Task 1
How would you render this sentence from the hair care article into Spanish: "Is healthy hair now taking the backseat to popular styles and processes?"
Task 2
Can you sum up the hair care article below in two sentences?
Task 3
Could you write what comes next in the hair care article below, picking up after its final sentence?

Provided passage
====

How To Take The First Steps Toward Healthy Hair with Dr. Isfahan of Alodia Hair Care


When it comes to hair, all black women can relate to the beauty, effortlessness yet time-consuming and power struggles that come along with it. Black hair, whether natural or processed, both have its pitfalls and is just something we’ve all had to either overcome or still battle with today. However, what about healthy black hair?

Is healthy hair now taking the backseat to popular styles and processes? We sit with Dr. Isfahan Chambers-Harris of Alodia Hair Care to dive deeper: (BDO): Hair is such a precious topic when it comes to black women, why do you think that is?

====

Structured page parsing data
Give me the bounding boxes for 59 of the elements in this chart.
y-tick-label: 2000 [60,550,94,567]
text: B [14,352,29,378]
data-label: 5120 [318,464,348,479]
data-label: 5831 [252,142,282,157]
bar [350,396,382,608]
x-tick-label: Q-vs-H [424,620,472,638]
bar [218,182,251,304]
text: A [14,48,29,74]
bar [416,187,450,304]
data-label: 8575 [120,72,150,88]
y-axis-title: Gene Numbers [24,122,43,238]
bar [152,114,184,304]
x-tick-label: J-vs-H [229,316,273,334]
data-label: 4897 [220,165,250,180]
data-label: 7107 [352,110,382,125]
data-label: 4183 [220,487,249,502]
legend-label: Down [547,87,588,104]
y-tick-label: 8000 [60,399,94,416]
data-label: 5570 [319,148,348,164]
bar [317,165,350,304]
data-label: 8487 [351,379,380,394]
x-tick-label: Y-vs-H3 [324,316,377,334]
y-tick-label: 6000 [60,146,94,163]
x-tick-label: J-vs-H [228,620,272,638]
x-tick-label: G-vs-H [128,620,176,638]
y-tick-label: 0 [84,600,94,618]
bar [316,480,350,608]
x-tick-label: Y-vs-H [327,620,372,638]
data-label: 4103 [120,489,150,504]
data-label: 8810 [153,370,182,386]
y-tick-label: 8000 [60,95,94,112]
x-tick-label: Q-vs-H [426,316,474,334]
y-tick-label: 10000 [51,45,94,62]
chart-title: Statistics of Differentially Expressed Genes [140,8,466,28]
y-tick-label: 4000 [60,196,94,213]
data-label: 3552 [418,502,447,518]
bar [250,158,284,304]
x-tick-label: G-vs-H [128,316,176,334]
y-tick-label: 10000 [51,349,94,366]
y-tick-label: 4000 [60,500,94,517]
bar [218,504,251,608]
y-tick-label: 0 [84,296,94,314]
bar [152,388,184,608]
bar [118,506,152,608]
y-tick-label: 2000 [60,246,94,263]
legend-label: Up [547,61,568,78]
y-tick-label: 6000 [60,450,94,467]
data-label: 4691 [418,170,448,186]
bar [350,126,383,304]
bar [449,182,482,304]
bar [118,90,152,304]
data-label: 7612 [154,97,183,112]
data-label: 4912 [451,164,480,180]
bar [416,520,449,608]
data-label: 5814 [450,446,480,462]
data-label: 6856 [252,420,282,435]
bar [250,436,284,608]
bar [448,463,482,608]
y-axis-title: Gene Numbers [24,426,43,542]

====

Final answer 1
¿Está el cabello sano quedando ahora en segundo plano frente a los estilos y procesos populares?

Final answer 2
Black women can all relate to the beauty, effortlessness, time demands and power struggles of their hair, and both natural and processed black hair have pitfalls that many have overcome or still battle. The piece asks whether healthy hair is taking the backseat to popular styles and processes, and it turns to Dr. Isfahan Chambers-Harris of Alodia Hair Care to dive deeper.

Final answer 3
Dr. Isfahan Chambers-Harris (ICH): I think it is such a sensitive topic because of the history of our textured hair and how it has been viewed in society for hundreds of years. As a woman of color, I can speak from experience that learning and loving our hair as it naturally grows from our scalps isn’t an idea that is universally embraced or accepted. As a result, we tend to not understand what our hair needs which leads to breakage and damage, resulting in little to no growth. This has led to the false perception that textured hair doesn’t grow and that course kinky hair types are “bad” hair.

Alodia is helping to change this narrative by educating women how to properly take care of their hair and scalps. Our main mission is to empower women around the world to “Learn, Love, and Grow” their hair.

BDO: What would you say is the top concern for black women and their hair?